# Provided information
----
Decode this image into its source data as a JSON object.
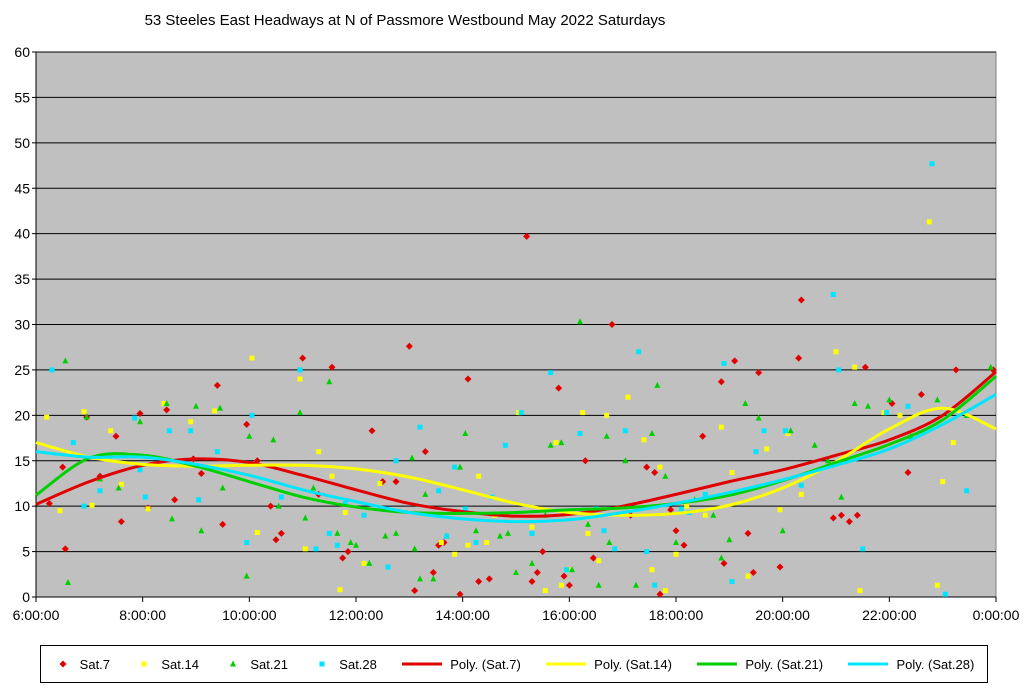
{
  "chart_data": {
    "type": "scatter",
    "title": "53 Steeles East Headways at N of Passmore Westbound May 2022  Saturdays",
    "xlabel": "",
    "ylabel": "",
    "xlim": [
      6,
      24
    ],
    "ylim": [
      0,
      60
    ],
    "x_ticks": [
      "6:00:00",
      "8:00:00",
      "10:00:00",
      "12:00:00",
      "14:00:00",
      "16:00:00",
      "18:00:00",
      "20:00:00",
      "22:00:00",
      "0:00:00"
    ],
    "x_tick_values": [
      6,
      8,
      10,
      12,
      14,
      16,
      18,
      20,
      22,
      24
    ],
    "y_ticks": [
      0,
      5,
      10,
      15,
      20,
      25,
      30,
      35,
      40,
      45,
      50,
      55,
      60
    ],
    "grid": "horizontal",
    "legend": "bottom",
    "series": [
      {
        "name": "Sat.7",
        "color": "#e00000",
        "marker": "diamond",
        "x": [
          6.25,
          6.5,
          6.55,
          6.95,
          7.2,
          7.5,
          7.6,
          7.95,
          8.1,
          8.45,
          8.6,
          8.95,
          9.1,
          9.4,
          9.5,
          9.95,
          10.15,
          10.4,
          10.5,
          10.6,
          11.0,
          11.3,
          11.55,
          11.75,
          11.85,
          12.3,
          12.5,
          12.75,
          13.0,
          13.1,
          13.3,
          13.45,
          13.55,
          13.65,
          13.95,
          14.1,
          14.3,
          14.5,
          15.2,
          15.3,
          15.4,
          15.5,
          15.8,
          15.9,
          16.0,
          16.3,
          16.45,
          16.8,
          17.15,
          17.45,
          17.6,
          17.7,
          17.9,
          18.0,
          18.15,
          18.5,
          18.85,
          18.9,
          19.1,
          19.35,
          19.45,
          19.55,
          19.95,
          20.3,
          20.35,
          20.95,
          21.1,
          21.25,
          21.4,
          21.55,
          22.05,
          22.35,
          22.6,
          23.25,
          23.95
        ],
        "y": [
          10.3,
          14.3,
          5.3,
          19.8,
          13.3,
          17.7,
          8.3,
          20.2,
          9.8,
          20.6,
          10.7,
          15.2,
          13.6,
          23.3,
          8.0,
          19.0,
          15.0,
          10.0,
          6.3,
          7.0,
          26.3,
          11.3,
          25.3,
          4.3,
          5.0,
          18.3,
          12.7,
          12.7,
          27.6,
          0.7,
          16.0,
          2.7,
          5.7,
          6.0,
          0.3,
          24.0,
          1.7,
          2.0,
          39.7,
          1.7,
          2.7,
          5.0,
          23.0,
          2.3,
          1.3,
          15.0,
          4.3,
          30.0,
          9.0,
          14.3,
          13.7,
          0.3,
          9.6,
          7.3,
          5.7,
          17.7,
          23.7,
          3.7,
          26.0,
          7.0,
          2.7,
          24.7,
          3.3,
          26.3,
          32.7,
          8.7,
          9.0,
          8.3,
          9.0,
          25.3,
          21.3,
          13.7,
          22.3,
          25.0,
          25.0
        ]
      },
      {
        "name": "Sat.14",
        "color": "#ffff00",
        "marker": "square",
        "x": [
          6.2,
          6.45,
          6.9,
          7.05,
          7.4,
          7.6,
          8.1,
          8.4,
          8.9,
          9.35,
          10.05,
          10.15,
          10.95,
          11.05,
          11.3,
          11.55,
          11.7,
          11.8,
          12.15,
          12.45,
          13.6,
          13.85,
          14.1,
          14.3,
          14.45,
          14.6,
          15.05,
          15.3,
          15.55,
          15.75,
          15.85,
          16.0,
          16.25,
          16.35,
          16.55,
          16.7,
          17.1,
          17.4,
          17.55,
          17.7,
          17.8,
          18.0,
          18.2,
          18.55,
          18.85,
          19.05,
          19.35,
          19.7,
          19.95,
          20.1,
          20.35,
          21.0,
          21.35,
          21.45,
          21.9,
          22.2,
          22.75,
          22.9,
          23.0,
          23.2
        ],
        "y": [
          19.8,
          9.5,
          20.4,
          10.1,
          18.3,
          12.4,
          9.7,
          21.3,
          19.3,
          20.5,
          26.3,
          7.1,
          24.0,
          5.3,
          16.0,
          13.3,
          0.8,
          9.3,
          3.7,
          12.5,
          6.0,
          4.7,
          5.7,
          13.3,
          6.0,
          9.0,
          20.3,
          7.7,
          0.7,
          17.0,
          1.3,
          3.0,
          20.3,
          7.0,
          4.0,
          20.0,
          22.0,
          17.3,
          3.0,
          14.3,
          0.7,
          4.7,
          10.0,
          9.0,
          18.7,
          13.7,
          2.3,
          16.3,
          9.6,
          18.0,
          11.3,
          27.0,
          25.3,
          0.7,
          20.3,
          20.0,
          41.3,
          1.3,
          12.7,
          17.0
        ]
      },
      {
        "name": "Sat.21",
        "color": "#00d000",
        "marker": "triangle",
        "x": [
          6.55,
          6.6,
          6.95,
          7.2,
          7.55,
          7.95,
          8.45,
          8.55,
          9.0,
          9.1,
          9.45,
          9.5,
          9.95,
          10.0,
          10.45,
          10.55,
          10.95,
          11.05,
          11.2,
          11.5,
          11.65,
          11.9,
          12.0,
          12.25,
          12.55,
          12.75,
          13.05,
          13.1,
          13.2,
          13.3,
          13.45,
          13.7,
          13.95,
          14.05,
          14.25,
          14.7,
          14.85,
          15.0,
          15.3,
          15.55,
          15.65,
          15.85,
          16.05,
          16.2,
          16.35,
          16.55,
          16.7,
          16.75,
          17.05,
          17.25,
          17.55,
          17.65,
          17.8,
          18.0,
          18.35,
          18.7,
          18.85,
          19.0,
          19.3,
          19.55,
          20.0,
          20.15,
          20.6,
          20.85,
          21.1,
          21.35,
          21.6,
          22.0,
          22.4,
          22.9,
          23.45,
          23.9
        ],
        "y": [
          26.0,
          1.6,
          19.8,
          13.0,
          12.0,
          19.3,
          21.3,
          8.6,
          21.0,
          7.3,
          20.8,
          12.0,
          2.3,
          17.7,
          17.3,
          10.0,
          20.3,
          8.7,
          12.0,
          23.7,
          7.0,
          6.0,
          5.7,
          3.7,
          6.7,
          7.0,
          15.3,
          5.3,
          2.0,
          11.3,
          2.0,
          6.7,
          14.3,
          18.0,
          7.3,
          6.7,
          7.0,
          2.7,
          3.7,
          9.0,
          16.7,
          17.0,
          3.0,
          30.3,
          8.0,
          1.3,
          17.7,
          6.0,
          15.0,
          1.3,
          18.0,
          23.3,
          13.3,
          6.0,
          10.7,
          9.0,
          4.3,
          6.3,
          21.3,
          19.7,
          7.3,
          18.3,
          16.7,
          15.0,
          11.0,
          21.3,
          21.0,
          21.7,
          17.7,
          21.7,
          20.0,
          25.3
        ]
      },
      {
        "name": "Sat.28",
        "color": "#00e5ff",
        "marker": "square",
        "x": [
          6.3,
          6.7,
          6.9,
          7.2,
          7.85,
          7.95,
          8.05,
          8.5,
          8.9,
          9.05,
          9.4,
          9.95,
          10.05,
          10.6,
          10.95,
          11.25,
          11.5,
          11.65,
          11.8,
          12.15,
          12.6,
          12.75,
          13.2,
          13.55,
          13.7,
          13.85,
          14.05,
          14.25,
          14.55,
          14.8,
          15.1,
          15.3,
          15.65,
          15.95,
          16.2,
          16.5,
          16.65,
          16.85,
          17.05,
          17.3,
          17.45,
          17.6,
          18.1,
          18.25,
          18.55,
          18.9,
          19.05,
          19.5,
          19.65,
          20.05,
          20.35,
          20.95,
          21.05,
          21.5,
          21.95,
          22.35,
          22.8,
          23.05,
          23.45
        ],
        "y": [
          25.0,
          17.0,
          10.0,
          11.7,
          19.7,
          14.0,
          11.0,
          18.3,
          18.3,
          10.7,
          16.0,
          6.0,
          20.0,
          11.0,
          25.0,
          5.3,
          7.0,
          5.7,
          10.3,
          9.0,
          3.3,
          15.0,
          18.7,
          11.7,
          6.7,
          14.3,
          9.7,
          6.0,
          11.0,
          16.7,
          20.3,
          7.0,
          24.7,
          3.0,
          18.0,
          9.7,
          7.3,
          5.3,
          18.3,
          27.0,
          5.0,
          1.3,
          9.7,
          9.3,
          11.3,
          25.7,
          1.7,
          16.0,
          18.3,
          18.3,
          12.3,
          33.3,
          25.0,
          5.3,
          20.3,
          21.0,
          47.7,
          0.3,
          11.7
        ]
      }
    ],
    "trendlines": [
      {
        "name": "Poly. (Sat.7)",
        "color": "#e00000",
        "x": [
          6,
          7,
          8,
          9,
          10,
          11,
          12,
          13,
          14,
          15,
          16,
          17,
          18,
          19,
          20,
          21,
          22,
          23,
          24
        ],
        "y": [
          10.2,
          12.7,
          14.5,
          15.2,
          14.8,
          13.4,
          11.8,
          10.3,
          9.4,
          8.9,
          9.1,
          10.0,
          11.3,
          12.7,
          14.0,
          15.6,
          17.3,
          20.0,
          24.8
        ]
      },
      {
        "name": "Poly. (Sat.14)",
        "color": "#ffff00",
        "x": [
          6,
          7,
          8,
          9,
          10,
          11,
          12,
          13,
          14,
          15,
          16,
          17,
          18,
          19,
          20,
          21,
          22,
          23,
          24
        ],
        "y": [
          17.0,
          15.4,
          14.6,
          14.4,
          14.5,
          14.5,
          14.1,
          13.2,
          11.8,
          10.3,
          9.3,
          9.0,
          9.2,
          10.1,
          12.0,
          14.9,
          18.5,
          20.8,
          18.5
        ]
      },
      {
        "name": "Poly. (Sat.21)",
        "color": "#00d000",
        "x": [
          6,
          7,
          8,
          9,
          10,
          11,
          12,
          13,
          14,
          15,
          16,
          17,
          18,
          19,
          20,
          21,
          22,
          23,
          24
        ],
        "y": [
          11.2,
          15.3,
          15.6,
          14.4,
          12.7,
          11.0,
          9.9,
          9.3,
          9.2,
          9.3,
          9.6,
          9.8,
          10.3,
          11.2,
          12.8,
          14.8,
          16.8,
          19.5,
          24.3
        ]
      },
      {
        "name": "Poly. (Sat.28)",
        "color": "#00e5ff",
        "x": [
          6,
          7,
          8,
          9,
          10,
          11,
          12,
          13,
          14,
          15,
          16,
          17,
          18,
          19,
          20,
          21,
          22,
          23,
          24
        ],
        "y": [
          16.0,
          15.4,
          15.4,
          14.6,
          13.4,
          11.8,
          10.5,
          9.3,
          8.6,
          8.3,
          8.5,
          9.3,
          10.3,
          11.5,
          12.9,
          14.5,
          16.3,
          19.0,
          22.3
        ]
      }
    ]
  }
}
----
# Task goal
Filter the entries and copy out every line with the word "name".

# Completed exercise
        "name": "Sat.7",
        "name": "Sat.14",
        "name": "Sat.21",
        "name": "Sat.28",
        "name": "Poly. (Sat.7)",
        "name": "Poly. (Sat.14)",
        "name": "Poly. (Sat.21)",
        "name": "Poly. (Sat.28)",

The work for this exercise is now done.